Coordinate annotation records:
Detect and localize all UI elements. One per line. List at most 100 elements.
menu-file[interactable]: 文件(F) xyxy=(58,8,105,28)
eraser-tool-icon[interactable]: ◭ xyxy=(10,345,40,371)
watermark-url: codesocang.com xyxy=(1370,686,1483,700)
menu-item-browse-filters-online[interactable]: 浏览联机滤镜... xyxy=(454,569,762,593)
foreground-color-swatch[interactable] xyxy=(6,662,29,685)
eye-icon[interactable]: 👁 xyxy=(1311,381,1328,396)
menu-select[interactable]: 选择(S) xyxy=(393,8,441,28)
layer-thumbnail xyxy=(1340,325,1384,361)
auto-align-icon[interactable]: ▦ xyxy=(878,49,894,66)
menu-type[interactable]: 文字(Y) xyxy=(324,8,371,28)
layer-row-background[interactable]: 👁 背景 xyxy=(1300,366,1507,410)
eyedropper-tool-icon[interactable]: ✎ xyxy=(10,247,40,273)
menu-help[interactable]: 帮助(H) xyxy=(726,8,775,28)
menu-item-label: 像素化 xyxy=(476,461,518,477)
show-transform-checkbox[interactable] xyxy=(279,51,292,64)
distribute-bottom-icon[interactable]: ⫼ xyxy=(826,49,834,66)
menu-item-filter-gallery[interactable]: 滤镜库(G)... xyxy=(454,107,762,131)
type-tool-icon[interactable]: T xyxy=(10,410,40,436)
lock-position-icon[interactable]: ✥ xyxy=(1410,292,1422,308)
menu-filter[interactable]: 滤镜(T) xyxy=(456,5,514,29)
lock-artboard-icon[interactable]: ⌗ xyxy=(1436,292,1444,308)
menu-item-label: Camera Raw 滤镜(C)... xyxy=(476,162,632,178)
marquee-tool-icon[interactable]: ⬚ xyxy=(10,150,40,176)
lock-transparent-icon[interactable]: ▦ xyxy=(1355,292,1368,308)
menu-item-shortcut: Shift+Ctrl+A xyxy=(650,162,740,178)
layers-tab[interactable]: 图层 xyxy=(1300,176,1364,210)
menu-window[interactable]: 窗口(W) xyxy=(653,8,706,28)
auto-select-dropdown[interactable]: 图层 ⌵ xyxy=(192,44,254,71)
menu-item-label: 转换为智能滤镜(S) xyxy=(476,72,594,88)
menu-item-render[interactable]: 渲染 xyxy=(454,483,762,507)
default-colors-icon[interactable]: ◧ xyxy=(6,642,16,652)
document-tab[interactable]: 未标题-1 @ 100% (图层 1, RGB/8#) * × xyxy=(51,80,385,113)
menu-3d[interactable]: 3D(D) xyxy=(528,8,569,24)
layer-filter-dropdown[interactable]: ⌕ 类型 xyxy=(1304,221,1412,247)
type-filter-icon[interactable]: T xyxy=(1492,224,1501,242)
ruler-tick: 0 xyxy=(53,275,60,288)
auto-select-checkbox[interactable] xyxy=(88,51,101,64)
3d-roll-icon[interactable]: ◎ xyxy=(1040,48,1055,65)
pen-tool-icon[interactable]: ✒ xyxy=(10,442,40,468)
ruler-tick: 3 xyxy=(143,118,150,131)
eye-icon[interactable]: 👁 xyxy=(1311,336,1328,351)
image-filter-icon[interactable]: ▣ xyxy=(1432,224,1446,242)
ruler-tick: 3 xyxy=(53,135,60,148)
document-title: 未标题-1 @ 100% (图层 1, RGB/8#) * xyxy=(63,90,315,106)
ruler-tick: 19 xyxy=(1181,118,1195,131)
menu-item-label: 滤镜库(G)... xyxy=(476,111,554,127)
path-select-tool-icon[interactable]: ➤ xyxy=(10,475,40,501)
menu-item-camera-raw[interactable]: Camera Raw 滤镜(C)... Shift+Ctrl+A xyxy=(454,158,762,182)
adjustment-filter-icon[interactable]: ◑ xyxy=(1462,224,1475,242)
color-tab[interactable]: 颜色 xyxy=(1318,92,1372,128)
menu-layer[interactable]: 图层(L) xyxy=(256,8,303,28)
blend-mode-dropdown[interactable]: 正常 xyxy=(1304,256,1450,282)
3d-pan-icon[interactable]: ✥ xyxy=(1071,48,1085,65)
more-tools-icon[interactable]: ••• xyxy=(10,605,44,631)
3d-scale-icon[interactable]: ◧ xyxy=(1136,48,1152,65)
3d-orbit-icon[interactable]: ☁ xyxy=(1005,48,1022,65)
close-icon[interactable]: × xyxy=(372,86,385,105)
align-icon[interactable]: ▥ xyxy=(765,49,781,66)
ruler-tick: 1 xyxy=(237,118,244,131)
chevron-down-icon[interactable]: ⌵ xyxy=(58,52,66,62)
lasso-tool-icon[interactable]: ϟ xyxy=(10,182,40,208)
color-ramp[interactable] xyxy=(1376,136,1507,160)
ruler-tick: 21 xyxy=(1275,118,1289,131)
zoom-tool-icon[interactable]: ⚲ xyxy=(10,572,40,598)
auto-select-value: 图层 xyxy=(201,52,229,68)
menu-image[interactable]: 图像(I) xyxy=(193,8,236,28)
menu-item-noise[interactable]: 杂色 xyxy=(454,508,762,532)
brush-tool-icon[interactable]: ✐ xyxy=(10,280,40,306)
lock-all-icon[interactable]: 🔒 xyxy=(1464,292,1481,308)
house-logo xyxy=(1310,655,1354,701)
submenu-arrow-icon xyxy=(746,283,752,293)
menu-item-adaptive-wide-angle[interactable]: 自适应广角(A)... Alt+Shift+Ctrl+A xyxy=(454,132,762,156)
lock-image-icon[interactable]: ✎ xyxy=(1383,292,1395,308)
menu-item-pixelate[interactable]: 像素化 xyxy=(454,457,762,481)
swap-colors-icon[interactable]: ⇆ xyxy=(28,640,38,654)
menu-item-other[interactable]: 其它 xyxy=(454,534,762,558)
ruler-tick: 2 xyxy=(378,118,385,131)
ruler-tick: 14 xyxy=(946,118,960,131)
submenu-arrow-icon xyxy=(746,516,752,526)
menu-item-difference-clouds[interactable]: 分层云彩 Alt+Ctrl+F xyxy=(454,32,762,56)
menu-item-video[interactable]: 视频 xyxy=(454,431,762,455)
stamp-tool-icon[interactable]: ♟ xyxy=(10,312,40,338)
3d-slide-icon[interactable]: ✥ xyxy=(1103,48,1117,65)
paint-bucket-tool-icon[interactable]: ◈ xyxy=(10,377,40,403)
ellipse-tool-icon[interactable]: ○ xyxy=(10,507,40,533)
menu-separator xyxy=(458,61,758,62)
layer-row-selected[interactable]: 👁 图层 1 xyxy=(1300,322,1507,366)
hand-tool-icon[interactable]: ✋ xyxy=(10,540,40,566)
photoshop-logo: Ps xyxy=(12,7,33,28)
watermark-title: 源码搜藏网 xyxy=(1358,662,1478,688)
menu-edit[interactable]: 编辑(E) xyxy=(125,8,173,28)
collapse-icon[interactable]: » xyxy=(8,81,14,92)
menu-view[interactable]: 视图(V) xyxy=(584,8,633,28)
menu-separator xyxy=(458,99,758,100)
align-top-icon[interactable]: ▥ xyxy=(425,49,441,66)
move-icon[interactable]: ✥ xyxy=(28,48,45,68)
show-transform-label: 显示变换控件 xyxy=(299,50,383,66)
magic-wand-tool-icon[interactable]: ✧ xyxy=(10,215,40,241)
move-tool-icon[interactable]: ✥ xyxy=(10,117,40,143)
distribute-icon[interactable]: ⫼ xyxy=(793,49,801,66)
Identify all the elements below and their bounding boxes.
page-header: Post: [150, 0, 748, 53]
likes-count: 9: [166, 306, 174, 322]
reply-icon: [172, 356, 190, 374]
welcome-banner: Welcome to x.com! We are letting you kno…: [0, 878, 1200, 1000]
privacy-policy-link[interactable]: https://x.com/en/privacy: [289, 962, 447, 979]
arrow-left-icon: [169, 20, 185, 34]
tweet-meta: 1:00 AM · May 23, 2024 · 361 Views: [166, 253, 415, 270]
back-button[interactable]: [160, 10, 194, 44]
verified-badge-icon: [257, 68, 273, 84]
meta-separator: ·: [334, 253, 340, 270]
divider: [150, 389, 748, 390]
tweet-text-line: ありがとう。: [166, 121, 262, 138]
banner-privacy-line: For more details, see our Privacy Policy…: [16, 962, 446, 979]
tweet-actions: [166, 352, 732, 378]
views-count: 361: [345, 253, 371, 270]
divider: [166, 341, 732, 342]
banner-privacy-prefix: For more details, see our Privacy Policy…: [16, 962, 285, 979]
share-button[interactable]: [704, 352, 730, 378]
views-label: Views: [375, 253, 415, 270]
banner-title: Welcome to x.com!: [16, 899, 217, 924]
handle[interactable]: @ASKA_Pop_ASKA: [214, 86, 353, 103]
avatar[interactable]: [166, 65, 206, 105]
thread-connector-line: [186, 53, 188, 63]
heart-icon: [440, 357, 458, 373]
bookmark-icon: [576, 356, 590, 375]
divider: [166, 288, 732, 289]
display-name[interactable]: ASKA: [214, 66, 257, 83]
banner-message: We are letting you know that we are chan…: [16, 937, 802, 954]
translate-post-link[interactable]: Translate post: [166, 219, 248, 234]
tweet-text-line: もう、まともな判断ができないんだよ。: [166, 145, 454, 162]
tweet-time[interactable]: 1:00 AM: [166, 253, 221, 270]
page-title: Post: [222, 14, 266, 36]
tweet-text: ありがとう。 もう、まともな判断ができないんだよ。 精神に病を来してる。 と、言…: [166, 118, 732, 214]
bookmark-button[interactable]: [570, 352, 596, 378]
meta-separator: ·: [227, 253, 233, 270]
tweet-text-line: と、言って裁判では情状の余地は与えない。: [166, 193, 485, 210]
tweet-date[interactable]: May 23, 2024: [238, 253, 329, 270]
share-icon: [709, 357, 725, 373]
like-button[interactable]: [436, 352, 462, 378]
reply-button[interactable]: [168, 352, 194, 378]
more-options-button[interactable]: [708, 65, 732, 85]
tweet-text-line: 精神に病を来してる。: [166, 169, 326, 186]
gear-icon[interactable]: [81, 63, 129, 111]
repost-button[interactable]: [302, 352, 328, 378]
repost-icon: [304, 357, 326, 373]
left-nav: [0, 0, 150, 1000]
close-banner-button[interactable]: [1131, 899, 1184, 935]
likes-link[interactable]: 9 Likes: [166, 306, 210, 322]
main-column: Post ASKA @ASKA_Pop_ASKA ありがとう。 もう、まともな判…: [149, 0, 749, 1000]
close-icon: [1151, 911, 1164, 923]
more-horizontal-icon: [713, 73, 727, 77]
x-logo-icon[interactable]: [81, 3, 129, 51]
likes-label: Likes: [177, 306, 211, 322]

▸ Stated problem
Extract the lines of the listing from its very first line through the line containing "menu-select[interactable]: 选择(S) xyxy=(393,8,441,28)", both included, and reproduce them without any change.

▸ Answer in full
Detect and localize all UI elements. One per line. List at most 100 elements.
menu-file[interactable]: 文件(F) xyxy=(58,8,105,28)
eraser-tool-icon[interactable]: ◭ xyxy=(10,345,40,371)
watermark-url: codesocang.com xyxy=(1370,686,1483,700)
menu-item-browse-filters-online[interactable]: 浏览联机滤镜... xyxy=(454,569,762,593)
foreground-color-swatch[interactable] xyxy=(6,662,29,685)
eye-icon[interactable]: 👁 xyxy=(1311,381,1328,396)
menu-select[interactable]: 选择(S) xyxy=(393,8,441,28)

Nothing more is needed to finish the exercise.